(Records from a collection):
_____

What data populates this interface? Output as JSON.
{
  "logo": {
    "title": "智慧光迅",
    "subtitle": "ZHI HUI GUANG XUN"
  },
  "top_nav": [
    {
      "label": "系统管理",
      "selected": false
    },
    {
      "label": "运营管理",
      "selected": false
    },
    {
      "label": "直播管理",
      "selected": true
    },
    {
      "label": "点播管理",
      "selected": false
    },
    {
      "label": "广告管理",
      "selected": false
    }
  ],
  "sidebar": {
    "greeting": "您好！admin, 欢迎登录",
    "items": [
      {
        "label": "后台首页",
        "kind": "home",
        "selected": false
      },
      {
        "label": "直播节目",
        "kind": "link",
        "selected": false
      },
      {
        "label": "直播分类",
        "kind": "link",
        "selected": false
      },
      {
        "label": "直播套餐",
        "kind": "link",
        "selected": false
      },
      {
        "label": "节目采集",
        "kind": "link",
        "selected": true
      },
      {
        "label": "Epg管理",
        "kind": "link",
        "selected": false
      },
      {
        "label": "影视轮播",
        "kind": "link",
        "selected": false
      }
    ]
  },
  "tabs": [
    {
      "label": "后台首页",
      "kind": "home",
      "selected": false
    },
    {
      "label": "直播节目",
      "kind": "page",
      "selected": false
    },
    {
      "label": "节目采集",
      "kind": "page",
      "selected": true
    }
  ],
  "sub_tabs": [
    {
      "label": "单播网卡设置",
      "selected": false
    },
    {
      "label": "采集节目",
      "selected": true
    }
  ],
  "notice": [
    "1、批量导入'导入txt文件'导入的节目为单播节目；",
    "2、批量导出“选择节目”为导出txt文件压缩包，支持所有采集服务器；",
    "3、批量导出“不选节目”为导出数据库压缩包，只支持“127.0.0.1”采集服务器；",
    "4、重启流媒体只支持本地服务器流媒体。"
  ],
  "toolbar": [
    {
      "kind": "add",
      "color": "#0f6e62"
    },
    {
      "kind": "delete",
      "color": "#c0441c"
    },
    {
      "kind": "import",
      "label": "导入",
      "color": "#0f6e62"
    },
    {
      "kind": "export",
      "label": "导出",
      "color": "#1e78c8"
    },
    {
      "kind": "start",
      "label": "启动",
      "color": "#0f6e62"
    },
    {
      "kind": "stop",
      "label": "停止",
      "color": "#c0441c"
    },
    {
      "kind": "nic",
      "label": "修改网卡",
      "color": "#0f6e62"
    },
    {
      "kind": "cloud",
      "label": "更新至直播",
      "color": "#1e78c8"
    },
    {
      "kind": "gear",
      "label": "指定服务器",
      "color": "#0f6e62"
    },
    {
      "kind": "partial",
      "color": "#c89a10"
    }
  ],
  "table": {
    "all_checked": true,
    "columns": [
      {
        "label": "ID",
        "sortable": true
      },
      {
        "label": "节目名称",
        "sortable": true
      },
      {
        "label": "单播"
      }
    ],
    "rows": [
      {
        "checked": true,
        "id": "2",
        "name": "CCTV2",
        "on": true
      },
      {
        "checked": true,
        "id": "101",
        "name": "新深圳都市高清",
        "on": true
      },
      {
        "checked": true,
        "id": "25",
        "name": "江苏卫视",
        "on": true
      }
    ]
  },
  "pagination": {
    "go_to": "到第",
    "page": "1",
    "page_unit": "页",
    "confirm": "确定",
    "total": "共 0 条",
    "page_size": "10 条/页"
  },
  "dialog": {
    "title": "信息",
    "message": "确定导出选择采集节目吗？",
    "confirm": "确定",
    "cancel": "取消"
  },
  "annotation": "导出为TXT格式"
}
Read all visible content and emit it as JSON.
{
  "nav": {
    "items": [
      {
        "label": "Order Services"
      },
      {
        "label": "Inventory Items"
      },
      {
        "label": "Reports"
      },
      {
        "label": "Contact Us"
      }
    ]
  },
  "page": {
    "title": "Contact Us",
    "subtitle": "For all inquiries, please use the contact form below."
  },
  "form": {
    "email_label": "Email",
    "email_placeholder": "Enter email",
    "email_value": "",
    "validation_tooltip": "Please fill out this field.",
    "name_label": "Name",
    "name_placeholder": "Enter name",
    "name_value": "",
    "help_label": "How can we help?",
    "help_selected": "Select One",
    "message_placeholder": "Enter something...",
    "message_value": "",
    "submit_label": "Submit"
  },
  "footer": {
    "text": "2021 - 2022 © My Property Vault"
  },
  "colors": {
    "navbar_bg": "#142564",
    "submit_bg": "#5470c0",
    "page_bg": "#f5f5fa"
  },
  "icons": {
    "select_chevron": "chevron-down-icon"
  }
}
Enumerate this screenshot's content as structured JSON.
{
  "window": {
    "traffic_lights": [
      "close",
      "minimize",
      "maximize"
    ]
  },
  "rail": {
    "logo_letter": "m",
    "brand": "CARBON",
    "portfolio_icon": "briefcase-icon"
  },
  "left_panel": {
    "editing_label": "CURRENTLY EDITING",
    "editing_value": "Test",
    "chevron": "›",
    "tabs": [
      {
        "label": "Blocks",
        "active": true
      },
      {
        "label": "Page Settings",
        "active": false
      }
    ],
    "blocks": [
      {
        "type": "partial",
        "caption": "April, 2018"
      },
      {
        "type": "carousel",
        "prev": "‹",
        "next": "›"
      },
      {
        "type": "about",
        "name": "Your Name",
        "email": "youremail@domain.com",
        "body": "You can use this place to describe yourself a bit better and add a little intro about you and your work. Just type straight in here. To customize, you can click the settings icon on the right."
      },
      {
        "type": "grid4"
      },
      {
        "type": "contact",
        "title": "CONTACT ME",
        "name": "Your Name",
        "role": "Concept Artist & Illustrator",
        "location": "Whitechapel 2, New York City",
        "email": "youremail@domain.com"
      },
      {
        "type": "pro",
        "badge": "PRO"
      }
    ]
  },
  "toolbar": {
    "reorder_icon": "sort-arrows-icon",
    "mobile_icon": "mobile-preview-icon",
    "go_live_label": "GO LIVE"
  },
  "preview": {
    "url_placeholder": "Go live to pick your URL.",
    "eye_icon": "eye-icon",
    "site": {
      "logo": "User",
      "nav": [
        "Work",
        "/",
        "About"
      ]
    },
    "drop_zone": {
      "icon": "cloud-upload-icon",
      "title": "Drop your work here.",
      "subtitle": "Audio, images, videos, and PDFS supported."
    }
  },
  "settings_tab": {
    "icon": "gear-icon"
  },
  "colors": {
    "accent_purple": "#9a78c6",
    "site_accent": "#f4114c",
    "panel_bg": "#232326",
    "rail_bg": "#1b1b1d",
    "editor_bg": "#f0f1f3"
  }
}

_____

(What you need to do):
Retype the whole listing above exactly.

(Complete answer):
What data populates this interface? Output as JSON.
{
  "logo": {
    "title": "智慧光迅",
    "subtitle": "ZHI HUI GUANG XUN"
  },
  "top_nav": [
    {
      "label": "系统管理",
      "selected": false
    },
    {
      "label": "运营管理",
      "selected": false
    },
    {
      "label": "直播管理",
      "selected": true
    },
    {
      "label": "点播管理",
      "selected": false
    },
    {
      "label": "广告管理",
      "selected": false
    }
  ],
  "sidebar": {
    "greeting": "您好！admin, 欢迎登录",
    "items": [
      {
        "label": "后台首页",
        "kind": "home",
        "selected": false
      },
      {
        "label": "直播节目",
        "kind": "link",
        "selected": false
      },
      {
        "label": "直播分类",
        "kind": "link",
        "selected": false
      },
      {
        "label": "直播套餐",
        "kind": "link",
        "selected": false
      },
      {
        "label": "节目采集",
        "kind": "link",
        "selected": true
      },
      {
        "label": "Epg管理",
        "kind": "link",
        "selected": false
      },
      {
        "label": "影视轮播",
        "kind": "link",
        "selected": false
      }
    ]
  },
  "tabs": [
    {
      "label": "后台首页",
      "kind": "home",
      "selected": false
    },
    {
      "label": "直播节目",
      "kind": "page",
      "selected": false
    },
    {
      "label": "节目采集",
      "kind": "page",
      "selected": true
    }
  ],
  "sub_tabs": [
    {
      "label": "单播网卡设置",
      "selected": false
    },
    {
      "label": "采集节目",
      "selected": true
    }
  ],
  "notice": [
    "1、批量导入'导入txt文件'导入的节目为单播节目；",
    "2、批量导出“选择节目”为导出txt文件压缩包，支持所有采集服务器；",
    "3、批量导出“不选节目”为导出数据库压缩包，只支持“127.0.0.1”采集服务器；",
    "4、重启流媒体只支持本地服务器流媒体。"
  ],
  "toolbar": [
    {
      "kind": "add",
      "color": "#0f6e62"
    },
    {
      "kind": "delete",
      "color": "#c0441c"
    },
    {
      "kind": "import",
      "label": "导入",
      "color": "#0f6e62"
    },
    {
      "kind": "export",
      "label": "导出",
      "color": "#1e78c8"
    },
    {
      "kind": "start",
      "label": "启动",
      "color": "#0f6e62"
    },
    {
      "kind": "stop",
      "label": "停止",
      "color": "#c0441c"
    },
    {
      "kind": "nic",
      "label": "修改网卡",
      "color": "#0f6e62"
    },
    {
      "kind": "cloud",
      "label": "更新至直播",
      "color": "#1e78c8"
    },
    {
      "kind": "gear",
      "label": "指定服务器",
      "color": "#0f6e62"
    },
    {
      "kind": "partial",
      "color": "#c89a10"
    }
  ],
  "table": {
    "all_checked": true,
    "columns": [
      {
        "label": "ID",
        "sortable": true
      },
      {
        "label": "节目名称",
        "sortable": true
      },
      {
        "label": "单播"
      }
    ],
    "rows": [
      {
        "checked": true,
        "id": "2",
        "name": "CCTV2",
        "on": true
      },
      {
        "checked": true,
        "id": "101",
        "name": "新深圳都市高清",
        "on": true
      },
      {
        "checked": true,
        "id": "25",
        "name": "江苏卫视",
        "on": true
      }
    ]
  },
  "pagination": {
    "go_to": "到第",
    "page": "1",
    "page_unit": "页",
    "confirm": "确定",
    "total": "共 0 条",
    "page_size": "10 条/页"
  },
  "dialog": {
    "title": "信息",
    "message": "确定导出选择采集节目吗？",
    "confirm": "确定",
    "cancel": "取消"
  },
  "annotation": "导出为TXT格式"
}
Read all visible content and emit it as JSON.
{
  "nav": {
    "items": [
      {
        "label": "Order Services"
      },
      {
        "label": "Inventory Items"
      },
      {
        "label": "Reports"
      },
      {
        "label": "Contact Us"
      }
    ]
  },
  "page": {
    "title": "Contact Us",
    "subtitle": "For all inquiries, please use the contact form below."
  },
  "form": {
    "email_label": "Email",
    "email_placeholder": "Enter email",
    "email_value": "",
    "validation_tooltip": "Please fill out this field.",
    "name_label": "Name",
    "name_placeholder": "Enter name",
    "name_value": "",
    "help_label": "How can we help?",
    "help_selected": "Select One",
    "message_placeholder": "Enter something...",
    "message_value": "",
    "submit_label": "Submit"
  },
  "footer": {
    "text": "2021 - 2022 © My Property Vault"
  },
  "colors": {
    "navbar_bg": "#142564",
    "submit_bg": "#5470c0",
    "page_bg": "#f5f5fa"
  },
  "icons": {
    "select_chevron": "chevron-down-icon"
  }
}
Enumerate this screenshot's content as structured JSON.
{
  "window": {
    "traffic_lights": [
      "close",
      "minimize",
      "maximize"
    ]
  },
  "rail": {
    "logo_letter": "m",
    "brand": "CARBON",
    "portfolio_icon": "briefcase-icon"
  },
  "left_panel": {
    "editing_label": "CURRENTLY EDITING",
    "editing_value": "Test",
    "chevron": "›",
    "tabs": [
      {
        "label": "Blocks",
        "active": true
      },
      {
        "label": "Page Settings",
        "active": false
      }
    ],
    "blocks": [
      {
        "type": "partial",
        "caption": "April, 2018"
      },
      {
        "type": "carousel",
        "prev": "‹",
        "next": "›"
      },
      {
        "type": "about",
        "name": "Your Name",
        "email": "youremail@domain.com",
        "body": "You can use this place to describe yourself a bit better and add a little intro about you and your work. Just type straight in here. To customize, you can click the settings icon on the right."
      },
      {
        "type": "grid4"
      },
      {
        "type": "contact",
        "title": "CONTACT ME",
        "name": "Your Name",
        "role": "Concept Artist & Illustrator",
        "location": "Whitechapel 2, New York City",
        "email": "youremail@domain.com"
      },
      {
        "type": "pro",
        "badge": "PRO"
      }
    ]
  },
  "toolbar": {
    "reorder_icon": "sort-arrows-icon",
    "mobile_icon": "mobile-preview-icon",
    "go_live_label": "GO LIVE"
  },
  "preview": {
    "url_placeholder": "Go live to pick your URL.",
    "eye_icon": "eye-icon",
    "site": {
      "logo": "User",
      "nav": [
        "Work",
        "/",
        "About"
      ]
    },
    "drop_zone": {
      "icon": "cloud-upload-icon",
      "title": "Drop your work here.",
      "subtitle": "Audio, images, videos, and PDFS supported."
    }
  },
  "settings_tab": {
    "icon": "gear-icon"
  },
  "colors": {
    "accent_purple": "#9a78c6",
    "site_accent": "#f4114c",
    "panel_bg": "#232326",
    "rail_bg": "#1b1b1d",
    "editor_bg": "#f0f1f3"
  }
}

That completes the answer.